*Task instructions*
Each entry here needs to be set down again exactly, please; pictures are left out.

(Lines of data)

=====

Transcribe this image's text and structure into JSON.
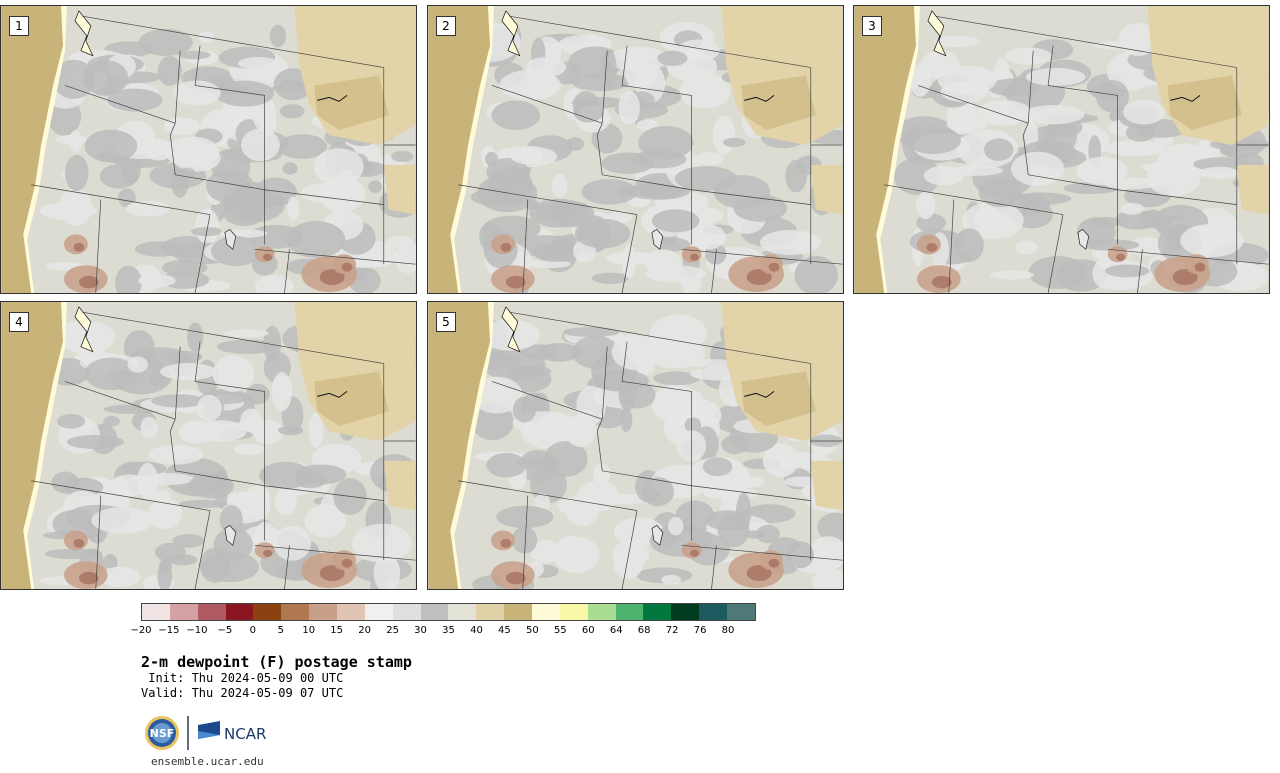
{
  "title": "2-m dewpoint (F) postage stamp",
  "init": " Init: Thu 2024-05-09 00 UTC",
  "valid": "Valid: Thu 2024-05-09 07 UTC",
  "footer_url": "ensemble.ucar.edu",
  "logos": {
    "nsf": "NSF",
    "ncar": "NCAR"
  },
  "panels": [
    {
      "label": "1"
    },
    {
      "label": "2"
    },
    {
      "label": "3"
    },
    {
      "label": "4"
    },
    {
      "label": "5"
    }
  ],
  "colorbar": {
    "colors": [
      "#f0e4e4",
      "#d4a2a4",
      "#b05a62",
      "#8c1620",
      "#8a4210",
      "#b07850",
      "#c8a088",
      "#e0c4b4",
      "#f0f0f0",
      "#e0e0e0",
      "#bfbfbf",
      "#e3e2d6",
      "#e1d1a7",
      "#c8b478",
      "#fffbd8",
      "#f8f8a8",
      "#a8dc90",
      "#4cb46c",
      "#007840",
      "#003c20",
      "#1c5a60",
      "#507a7a"
    ],
    "tick_labels": [
      "−20",
      "−15",
      "−10",
      "−5",
      "0",
      "5",
      "10",
      "15",
      "20",
      "25",
      "30",
      "35",
      "40",
      "45",
      "50",
      "55",
      "60",
      "64",
      "68",
      "72",
      "76",
      "80"
    ]
  },
  "map_colors": {
    "ocean": "#c8b478",
    "land_base": "#dcdcd2",
    "gray_dark": "#bcbcbc",
    "gray_light": "#e6e6e6",
    "tan": "#e2d3a8",
    "tan_dark": "#d4c08c",
    "brown": "#c9a28c",
    "brown_dark": "#a67060",
    "border": "#444444"
  }
}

=====

*Answer in full*
Transcribe this image's text and structure into JSON.
{
  "title": "2-m dewpoint (F) postage stamp",
  "init": " Init: Thu 2024-05-09 00 UTC",
  "valid": "Valid: Thu 2024-05-09 07 UTC",
  "footer_url": "ensemble.ucar.edu",
  "logos": {
    "nsf": "NSF",
    "ncar": "NCAR"
  },
  "panels": [
    {
      "label": "1"
    },
    {
      "label": "2"
    },
    {
      "label": "3"
    },
    {
      "label": "4"
    },
    {
      "label": "5"
    }
  ],
  "colorbar": {
    "colors": [
      "#f0e4e4",
      "#d4a2a4",
      "#b05a62",
      "#8c1620",
      "#8a4210",
      "#b07850",
      "#c8a088",
      "#e0c4b4",
      "#f0f0f0",
      "#e0e0e0",
      "#bfbfbf",
      "#e3e2d6",
      "#e1d1a7",
      "#c8b478",
      "#fffbd8",
      "#f8f8a8",
      "#a8dc90",
      "#4cb46c",
      "#007840",
      "#003c20",
      "#1c5a60",
      "#507a7a"
    ],
    "tick_labels": [
      "−20",
      "−15",
      "−10",
      "−5",
      "0",
      "5",
      "10",
      "15",
      "20",
      "25",
      "30",
      "35",
      "40",
      "45",
      "50",
      "55",
      "60",
      "64",
      "68",
      "72",
      "76",
      "80"
    ]
  },
  "map_colors": {
    "ocean": "#c8b478",
    "land_base": "#dcdcd2",
    "gray_dark": "#bcbcbc",
    "gray_light": "#e6e6e6",
    "tan": "#e2d3a8",
    "tan_dark": "#d4c08c",
    "brown": "#c9a28c",
    "brown_dark": "#a67060",
    "border": "#444444"
  }
}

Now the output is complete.